Stated problem → Pick out each line below containing "than".
*-*-*
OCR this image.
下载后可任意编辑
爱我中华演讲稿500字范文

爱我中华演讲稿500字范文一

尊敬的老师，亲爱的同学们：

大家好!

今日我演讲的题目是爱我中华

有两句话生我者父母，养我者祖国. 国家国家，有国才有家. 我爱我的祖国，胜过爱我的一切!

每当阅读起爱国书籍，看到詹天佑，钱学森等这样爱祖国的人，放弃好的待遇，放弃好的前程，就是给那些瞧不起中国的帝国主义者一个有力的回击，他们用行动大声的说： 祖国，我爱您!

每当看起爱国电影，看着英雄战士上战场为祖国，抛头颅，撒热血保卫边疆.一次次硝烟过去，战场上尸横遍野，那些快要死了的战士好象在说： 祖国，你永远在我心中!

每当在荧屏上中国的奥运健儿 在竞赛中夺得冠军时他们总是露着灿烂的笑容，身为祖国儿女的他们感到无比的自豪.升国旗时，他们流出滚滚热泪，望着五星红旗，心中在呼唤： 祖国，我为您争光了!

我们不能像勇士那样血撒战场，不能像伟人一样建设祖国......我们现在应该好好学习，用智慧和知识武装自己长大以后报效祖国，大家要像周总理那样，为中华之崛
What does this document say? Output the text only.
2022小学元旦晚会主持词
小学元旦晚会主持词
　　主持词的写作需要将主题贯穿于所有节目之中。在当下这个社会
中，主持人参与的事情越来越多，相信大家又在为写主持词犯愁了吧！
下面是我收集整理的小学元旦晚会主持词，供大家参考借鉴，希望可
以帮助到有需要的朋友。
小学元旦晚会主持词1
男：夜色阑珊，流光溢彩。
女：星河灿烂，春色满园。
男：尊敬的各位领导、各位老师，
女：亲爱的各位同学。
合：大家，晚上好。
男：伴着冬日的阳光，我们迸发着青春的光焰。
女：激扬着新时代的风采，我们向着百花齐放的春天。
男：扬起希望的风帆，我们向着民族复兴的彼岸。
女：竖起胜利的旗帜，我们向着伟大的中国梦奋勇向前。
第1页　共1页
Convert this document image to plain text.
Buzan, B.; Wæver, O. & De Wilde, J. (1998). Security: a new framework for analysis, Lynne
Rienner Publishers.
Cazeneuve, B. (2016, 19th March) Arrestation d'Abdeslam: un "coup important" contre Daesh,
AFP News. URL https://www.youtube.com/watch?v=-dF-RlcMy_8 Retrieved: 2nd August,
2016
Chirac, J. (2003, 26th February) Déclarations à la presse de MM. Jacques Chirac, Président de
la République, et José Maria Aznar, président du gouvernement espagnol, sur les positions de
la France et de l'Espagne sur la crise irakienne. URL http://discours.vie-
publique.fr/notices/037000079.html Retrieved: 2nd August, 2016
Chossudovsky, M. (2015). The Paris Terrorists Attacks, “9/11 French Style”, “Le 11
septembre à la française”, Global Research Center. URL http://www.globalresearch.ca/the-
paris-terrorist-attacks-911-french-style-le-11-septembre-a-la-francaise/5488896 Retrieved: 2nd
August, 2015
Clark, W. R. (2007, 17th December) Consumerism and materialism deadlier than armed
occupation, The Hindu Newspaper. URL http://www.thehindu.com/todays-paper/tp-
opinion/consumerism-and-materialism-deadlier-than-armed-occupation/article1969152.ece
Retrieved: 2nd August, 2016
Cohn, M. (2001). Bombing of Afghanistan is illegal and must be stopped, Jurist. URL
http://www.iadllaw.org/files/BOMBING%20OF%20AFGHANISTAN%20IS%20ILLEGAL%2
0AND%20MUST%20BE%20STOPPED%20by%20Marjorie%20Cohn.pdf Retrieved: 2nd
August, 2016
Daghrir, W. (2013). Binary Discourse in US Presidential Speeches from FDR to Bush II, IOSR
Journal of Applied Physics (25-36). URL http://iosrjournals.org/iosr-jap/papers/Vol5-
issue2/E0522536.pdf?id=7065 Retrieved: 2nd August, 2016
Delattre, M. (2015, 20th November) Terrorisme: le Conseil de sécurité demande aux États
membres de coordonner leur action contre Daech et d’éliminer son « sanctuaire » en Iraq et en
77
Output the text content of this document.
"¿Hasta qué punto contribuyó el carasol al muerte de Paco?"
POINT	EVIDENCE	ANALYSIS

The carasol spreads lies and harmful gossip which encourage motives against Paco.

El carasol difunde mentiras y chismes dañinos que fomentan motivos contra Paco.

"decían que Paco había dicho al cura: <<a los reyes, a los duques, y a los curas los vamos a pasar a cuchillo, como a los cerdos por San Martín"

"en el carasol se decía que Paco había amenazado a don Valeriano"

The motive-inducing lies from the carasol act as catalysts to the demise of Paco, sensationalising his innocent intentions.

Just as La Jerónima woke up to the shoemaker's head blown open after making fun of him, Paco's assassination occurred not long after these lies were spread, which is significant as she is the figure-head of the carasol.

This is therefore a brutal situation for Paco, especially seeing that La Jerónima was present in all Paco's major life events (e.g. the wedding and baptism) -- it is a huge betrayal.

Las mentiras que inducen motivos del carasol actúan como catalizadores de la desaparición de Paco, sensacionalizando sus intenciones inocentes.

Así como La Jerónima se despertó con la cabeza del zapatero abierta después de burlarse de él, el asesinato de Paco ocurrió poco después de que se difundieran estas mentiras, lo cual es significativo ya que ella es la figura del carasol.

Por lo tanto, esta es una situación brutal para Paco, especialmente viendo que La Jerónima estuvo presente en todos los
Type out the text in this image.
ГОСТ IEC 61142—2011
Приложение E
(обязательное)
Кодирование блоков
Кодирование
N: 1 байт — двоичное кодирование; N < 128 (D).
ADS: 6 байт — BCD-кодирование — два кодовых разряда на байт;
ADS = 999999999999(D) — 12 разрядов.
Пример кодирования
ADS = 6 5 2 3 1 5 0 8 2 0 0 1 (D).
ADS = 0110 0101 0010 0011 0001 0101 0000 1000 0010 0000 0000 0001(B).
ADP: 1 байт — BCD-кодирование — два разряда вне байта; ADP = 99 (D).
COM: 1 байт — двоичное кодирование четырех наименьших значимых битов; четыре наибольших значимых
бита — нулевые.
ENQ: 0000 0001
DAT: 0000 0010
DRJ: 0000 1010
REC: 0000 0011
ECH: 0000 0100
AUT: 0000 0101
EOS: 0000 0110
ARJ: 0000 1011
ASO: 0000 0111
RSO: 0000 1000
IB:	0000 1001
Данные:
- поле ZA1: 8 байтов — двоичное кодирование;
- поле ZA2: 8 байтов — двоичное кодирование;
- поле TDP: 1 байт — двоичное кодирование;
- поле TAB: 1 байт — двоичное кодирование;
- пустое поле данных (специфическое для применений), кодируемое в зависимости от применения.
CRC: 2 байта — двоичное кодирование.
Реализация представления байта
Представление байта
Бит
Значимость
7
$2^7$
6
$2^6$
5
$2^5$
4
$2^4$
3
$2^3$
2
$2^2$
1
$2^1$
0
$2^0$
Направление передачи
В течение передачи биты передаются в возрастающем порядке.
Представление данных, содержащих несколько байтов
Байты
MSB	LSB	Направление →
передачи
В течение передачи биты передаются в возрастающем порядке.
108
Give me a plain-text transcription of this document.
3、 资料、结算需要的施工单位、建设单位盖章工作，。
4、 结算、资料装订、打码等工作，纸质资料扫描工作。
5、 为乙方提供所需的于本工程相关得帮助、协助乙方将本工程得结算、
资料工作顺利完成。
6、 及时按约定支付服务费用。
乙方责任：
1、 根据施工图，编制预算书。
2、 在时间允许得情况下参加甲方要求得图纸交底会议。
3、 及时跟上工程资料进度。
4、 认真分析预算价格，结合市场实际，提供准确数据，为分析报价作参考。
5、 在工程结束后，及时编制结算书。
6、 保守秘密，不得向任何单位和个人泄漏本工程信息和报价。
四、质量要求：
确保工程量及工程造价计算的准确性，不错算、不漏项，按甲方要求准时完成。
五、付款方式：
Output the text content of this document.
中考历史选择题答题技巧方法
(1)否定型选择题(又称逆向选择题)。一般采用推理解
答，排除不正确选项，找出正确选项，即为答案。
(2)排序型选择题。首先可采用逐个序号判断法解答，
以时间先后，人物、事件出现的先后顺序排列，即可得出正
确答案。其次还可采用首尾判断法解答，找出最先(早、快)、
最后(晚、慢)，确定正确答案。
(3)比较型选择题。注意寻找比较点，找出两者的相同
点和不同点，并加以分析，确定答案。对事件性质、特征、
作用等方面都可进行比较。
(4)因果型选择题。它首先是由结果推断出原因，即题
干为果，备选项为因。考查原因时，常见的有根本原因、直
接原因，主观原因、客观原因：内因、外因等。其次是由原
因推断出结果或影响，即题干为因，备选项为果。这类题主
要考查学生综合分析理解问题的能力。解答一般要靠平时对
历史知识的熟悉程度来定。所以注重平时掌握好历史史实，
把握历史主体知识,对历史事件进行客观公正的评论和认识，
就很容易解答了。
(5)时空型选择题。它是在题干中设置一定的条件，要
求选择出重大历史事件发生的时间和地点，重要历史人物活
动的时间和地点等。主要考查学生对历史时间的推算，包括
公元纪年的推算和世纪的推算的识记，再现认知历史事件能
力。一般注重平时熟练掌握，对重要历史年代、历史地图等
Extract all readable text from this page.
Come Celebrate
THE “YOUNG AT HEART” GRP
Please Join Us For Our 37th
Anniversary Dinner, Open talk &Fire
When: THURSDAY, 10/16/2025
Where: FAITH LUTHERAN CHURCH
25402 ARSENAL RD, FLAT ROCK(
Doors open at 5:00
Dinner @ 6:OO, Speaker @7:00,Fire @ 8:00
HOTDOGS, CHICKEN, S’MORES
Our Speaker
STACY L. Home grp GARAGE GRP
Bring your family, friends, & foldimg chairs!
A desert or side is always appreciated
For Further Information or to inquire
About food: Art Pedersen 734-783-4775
*-*-*
Result for this task →
Clark, W. R. (2007, 17th December) Consumerism and materialism deadlier than armed
opinion/consumerism-and-materialism-deadlier-than-armed-occupation/article1969152.ece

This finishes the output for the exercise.